> [Entries supplied]
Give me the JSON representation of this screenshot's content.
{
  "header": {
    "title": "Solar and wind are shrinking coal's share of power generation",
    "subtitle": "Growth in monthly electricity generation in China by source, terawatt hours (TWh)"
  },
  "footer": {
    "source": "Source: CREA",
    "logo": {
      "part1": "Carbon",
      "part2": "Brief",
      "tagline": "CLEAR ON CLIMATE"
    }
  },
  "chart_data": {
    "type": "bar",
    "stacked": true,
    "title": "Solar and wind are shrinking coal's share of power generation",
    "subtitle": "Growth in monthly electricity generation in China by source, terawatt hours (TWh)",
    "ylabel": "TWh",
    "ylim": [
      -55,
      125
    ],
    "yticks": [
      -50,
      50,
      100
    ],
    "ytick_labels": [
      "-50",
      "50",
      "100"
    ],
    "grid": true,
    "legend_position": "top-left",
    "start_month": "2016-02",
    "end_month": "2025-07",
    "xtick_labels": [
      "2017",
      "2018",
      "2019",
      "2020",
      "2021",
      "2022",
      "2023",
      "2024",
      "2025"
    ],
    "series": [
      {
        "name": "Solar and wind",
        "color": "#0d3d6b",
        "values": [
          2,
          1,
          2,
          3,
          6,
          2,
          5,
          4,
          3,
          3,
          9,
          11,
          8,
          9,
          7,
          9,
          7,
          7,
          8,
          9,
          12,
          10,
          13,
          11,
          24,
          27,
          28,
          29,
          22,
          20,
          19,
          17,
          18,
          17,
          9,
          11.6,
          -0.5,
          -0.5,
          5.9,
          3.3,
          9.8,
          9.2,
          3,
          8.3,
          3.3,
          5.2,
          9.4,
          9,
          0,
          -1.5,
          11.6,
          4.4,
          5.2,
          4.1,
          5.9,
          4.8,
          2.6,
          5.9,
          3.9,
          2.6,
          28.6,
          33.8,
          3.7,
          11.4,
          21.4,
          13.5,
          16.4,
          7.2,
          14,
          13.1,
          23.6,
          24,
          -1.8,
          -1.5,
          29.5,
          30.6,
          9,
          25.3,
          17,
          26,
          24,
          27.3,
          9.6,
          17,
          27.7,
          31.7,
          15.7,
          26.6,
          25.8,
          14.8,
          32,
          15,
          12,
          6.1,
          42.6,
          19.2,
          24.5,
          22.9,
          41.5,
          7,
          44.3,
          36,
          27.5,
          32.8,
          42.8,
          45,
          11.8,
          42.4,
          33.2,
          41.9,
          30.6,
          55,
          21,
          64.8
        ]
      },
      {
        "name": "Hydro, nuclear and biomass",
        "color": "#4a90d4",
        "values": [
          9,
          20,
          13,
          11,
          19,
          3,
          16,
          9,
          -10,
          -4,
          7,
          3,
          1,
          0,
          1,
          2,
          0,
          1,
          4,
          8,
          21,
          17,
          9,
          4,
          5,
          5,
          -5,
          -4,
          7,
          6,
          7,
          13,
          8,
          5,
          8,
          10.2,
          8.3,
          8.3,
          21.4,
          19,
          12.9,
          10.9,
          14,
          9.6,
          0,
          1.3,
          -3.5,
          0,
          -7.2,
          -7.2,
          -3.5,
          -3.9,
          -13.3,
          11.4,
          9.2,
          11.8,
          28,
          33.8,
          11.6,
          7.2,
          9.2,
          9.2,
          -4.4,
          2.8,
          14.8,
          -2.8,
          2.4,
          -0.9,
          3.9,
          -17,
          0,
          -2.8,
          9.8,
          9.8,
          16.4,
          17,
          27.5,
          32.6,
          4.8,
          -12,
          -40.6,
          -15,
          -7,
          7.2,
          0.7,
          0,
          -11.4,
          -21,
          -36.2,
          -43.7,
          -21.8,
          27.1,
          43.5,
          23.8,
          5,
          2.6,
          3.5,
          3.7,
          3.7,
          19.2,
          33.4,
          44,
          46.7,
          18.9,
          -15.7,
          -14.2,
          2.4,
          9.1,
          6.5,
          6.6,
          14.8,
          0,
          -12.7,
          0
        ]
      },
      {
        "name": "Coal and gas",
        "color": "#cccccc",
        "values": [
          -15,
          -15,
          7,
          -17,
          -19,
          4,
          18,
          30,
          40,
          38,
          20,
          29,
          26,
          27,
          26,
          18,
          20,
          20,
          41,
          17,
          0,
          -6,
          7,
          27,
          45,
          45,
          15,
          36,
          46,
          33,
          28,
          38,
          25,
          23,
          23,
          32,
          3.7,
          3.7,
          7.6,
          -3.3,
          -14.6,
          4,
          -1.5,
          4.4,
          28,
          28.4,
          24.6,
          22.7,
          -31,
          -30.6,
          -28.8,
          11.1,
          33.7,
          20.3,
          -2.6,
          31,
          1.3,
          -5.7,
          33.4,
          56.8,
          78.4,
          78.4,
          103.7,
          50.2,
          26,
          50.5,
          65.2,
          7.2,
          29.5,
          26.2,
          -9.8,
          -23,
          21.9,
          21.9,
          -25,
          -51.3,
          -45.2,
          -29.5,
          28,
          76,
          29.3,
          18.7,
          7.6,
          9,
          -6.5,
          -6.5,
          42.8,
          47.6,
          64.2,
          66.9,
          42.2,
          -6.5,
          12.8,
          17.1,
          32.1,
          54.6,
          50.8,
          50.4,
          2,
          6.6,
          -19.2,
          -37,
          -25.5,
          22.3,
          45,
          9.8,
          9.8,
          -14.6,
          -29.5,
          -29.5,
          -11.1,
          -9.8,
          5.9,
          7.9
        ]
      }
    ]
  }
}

> [What you need to do] Find every line above that contains the word "Growth", and return each one.

> [Response]
    "subtitle": "Growth in monthly electricity generation in China by source, terawatt hours (TWh)"
    "subtitle": "Growth in monthly electricity generation in China by source, terawatt hours (TWh)",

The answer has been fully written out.